Extract, from the listing that follows, each line containing the word "http".

-- Start --

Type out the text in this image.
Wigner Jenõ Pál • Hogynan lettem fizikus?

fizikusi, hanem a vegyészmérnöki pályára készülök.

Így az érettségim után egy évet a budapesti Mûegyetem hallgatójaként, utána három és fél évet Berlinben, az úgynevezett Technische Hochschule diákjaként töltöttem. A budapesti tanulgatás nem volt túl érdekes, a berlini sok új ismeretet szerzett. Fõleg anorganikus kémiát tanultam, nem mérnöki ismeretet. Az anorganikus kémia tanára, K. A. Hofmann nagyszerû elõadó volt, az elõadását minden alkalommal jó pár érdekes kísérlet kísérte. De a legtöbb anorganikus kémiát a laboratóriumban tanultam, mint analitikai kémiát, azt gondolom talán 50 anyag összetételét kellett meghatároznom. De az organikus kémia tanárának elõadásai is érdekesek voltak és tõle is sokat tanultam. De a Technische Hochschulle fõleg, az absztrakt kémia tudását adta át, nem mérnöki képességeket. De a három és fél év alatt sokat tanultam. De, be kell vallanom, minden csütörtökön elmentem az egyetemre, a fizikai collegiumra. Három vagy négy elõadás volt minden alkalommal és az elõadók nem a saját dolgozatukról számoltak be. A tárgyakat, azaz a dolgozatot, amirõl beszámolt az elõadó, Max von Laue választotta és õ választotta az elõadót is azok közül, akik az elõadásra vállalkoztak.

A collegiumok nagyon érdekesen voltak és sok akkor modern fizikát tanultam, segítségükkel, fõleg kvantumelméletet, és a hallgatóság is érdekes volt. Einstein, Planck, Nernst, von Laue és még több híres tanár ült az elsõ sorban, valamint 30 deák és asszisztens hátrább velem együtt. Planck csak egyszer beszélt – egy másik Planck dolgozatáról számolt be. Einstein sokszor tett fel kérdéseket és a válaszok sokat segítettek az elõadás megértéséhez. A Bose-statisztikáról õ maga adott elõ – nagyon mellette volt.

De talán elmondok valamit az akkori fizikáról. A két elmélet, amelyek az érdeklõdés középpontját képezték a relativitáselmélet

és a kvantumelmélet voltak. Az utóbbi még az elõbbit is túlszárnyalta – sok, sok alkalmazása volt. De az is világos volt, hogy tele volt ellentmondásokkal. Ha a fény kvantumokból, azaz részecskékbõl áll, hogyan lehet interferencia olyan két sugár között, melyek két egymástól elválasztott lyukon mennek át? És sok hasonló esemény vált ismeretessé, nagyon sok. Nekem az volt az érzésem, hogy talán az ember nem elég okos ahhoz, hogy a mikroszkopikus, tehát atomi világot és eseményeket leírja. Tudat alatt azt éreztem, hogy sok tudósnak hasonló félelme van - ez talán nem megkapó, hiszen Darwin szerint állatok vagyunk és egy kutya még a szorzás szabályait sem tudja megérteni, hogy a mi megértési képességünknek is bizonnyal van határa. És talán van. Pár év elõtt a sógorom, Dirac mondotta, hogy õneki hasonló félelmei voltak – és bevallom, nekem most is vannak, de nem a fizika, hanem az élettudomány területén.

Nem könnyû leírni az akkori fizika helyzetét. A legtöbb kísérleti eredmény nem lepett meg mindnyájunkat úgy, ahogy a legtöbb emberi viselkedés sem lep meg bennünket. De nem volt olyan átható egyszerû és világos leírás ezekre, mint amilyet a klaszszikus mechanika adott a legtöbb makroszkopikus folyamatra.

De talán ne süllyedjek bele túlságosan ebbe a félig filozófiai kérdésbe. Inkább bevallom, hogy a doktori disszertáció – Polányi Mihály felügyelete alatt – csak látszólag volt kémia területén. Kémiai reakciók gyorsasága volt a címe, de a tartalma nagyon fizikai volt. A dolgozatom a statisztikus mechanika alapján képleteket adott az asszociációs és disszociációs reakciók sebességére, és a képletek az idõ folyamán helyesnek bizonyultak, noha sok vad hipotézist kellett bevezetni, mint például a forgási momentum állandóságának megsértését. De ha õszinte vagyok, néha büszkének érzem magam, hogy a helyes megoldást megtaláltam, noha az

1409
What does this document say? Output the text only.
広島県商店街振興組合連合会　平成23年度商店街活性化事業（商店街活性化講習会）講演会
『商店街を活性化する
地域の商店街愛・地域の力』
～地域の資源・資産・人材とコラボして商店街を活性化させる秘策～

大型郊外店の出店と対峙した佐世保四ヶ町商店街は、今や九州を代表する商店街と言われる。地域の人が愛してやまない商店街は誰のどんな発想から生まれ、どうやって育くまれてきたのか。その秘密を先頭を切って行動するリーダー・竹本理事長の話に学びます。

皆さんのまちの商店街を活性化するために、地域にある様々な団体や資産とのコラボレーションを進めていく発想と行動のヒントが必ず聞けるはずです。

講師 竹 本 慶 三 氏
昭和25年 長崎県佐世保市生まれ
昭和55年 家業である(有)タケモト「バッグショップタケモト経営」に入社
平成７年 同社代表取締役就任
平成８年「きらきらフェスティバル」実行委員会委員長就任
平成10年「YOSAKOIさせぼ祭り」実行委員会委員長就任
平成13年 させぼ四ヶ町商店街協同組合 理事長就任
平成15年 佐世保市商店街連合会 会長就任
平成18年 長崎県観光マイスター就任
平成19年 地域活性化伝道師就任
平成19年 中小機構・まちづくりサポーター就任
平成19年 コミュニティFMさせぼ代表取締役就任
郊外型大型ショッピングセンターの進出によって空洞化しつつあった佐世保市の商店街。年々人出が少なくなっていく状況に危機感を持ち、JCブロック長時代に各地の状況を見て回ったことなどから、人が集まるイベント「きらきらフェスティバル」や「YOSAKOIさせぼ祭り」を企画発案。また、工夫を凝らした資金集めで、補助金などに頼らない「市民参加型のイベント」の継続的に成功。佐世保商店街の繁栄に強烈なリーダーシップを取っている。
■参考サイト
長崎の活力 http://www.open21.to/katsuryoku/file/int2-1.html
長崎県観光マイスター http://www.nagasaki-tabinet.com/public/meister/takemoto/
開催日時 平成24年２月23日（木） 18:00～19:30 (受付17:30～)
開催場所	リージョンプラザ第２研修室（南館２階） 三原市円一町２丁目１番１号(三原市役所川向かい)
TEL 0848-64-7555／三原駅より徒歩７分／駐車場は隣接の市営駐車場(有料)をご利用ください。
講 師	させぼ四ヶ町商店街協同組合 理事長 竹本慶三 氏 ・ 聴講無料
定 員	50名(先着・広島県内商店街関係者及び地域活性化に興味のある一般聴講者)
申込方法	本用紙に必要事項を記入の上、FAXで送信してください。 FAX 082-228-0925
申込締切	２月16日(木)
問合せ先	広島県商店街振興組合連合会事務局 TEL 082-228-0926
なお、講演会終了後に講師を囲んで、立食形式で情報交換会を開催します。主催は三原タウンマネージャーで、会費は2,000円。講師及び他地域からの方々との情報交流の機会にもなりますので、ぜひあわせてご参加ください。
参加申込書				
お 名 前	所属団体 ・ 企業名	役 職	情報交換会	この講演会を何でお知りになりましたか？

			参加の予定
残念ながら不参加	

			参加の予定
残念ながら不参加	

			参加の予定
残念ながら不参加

-- End --

THE REPLY:
長崎の活力 http://www.open21.to/katsuryoku/file/int2-1.html
長崎県観光マイスター http://www.nagasaki-tabinet.com/public/meister/takemoto/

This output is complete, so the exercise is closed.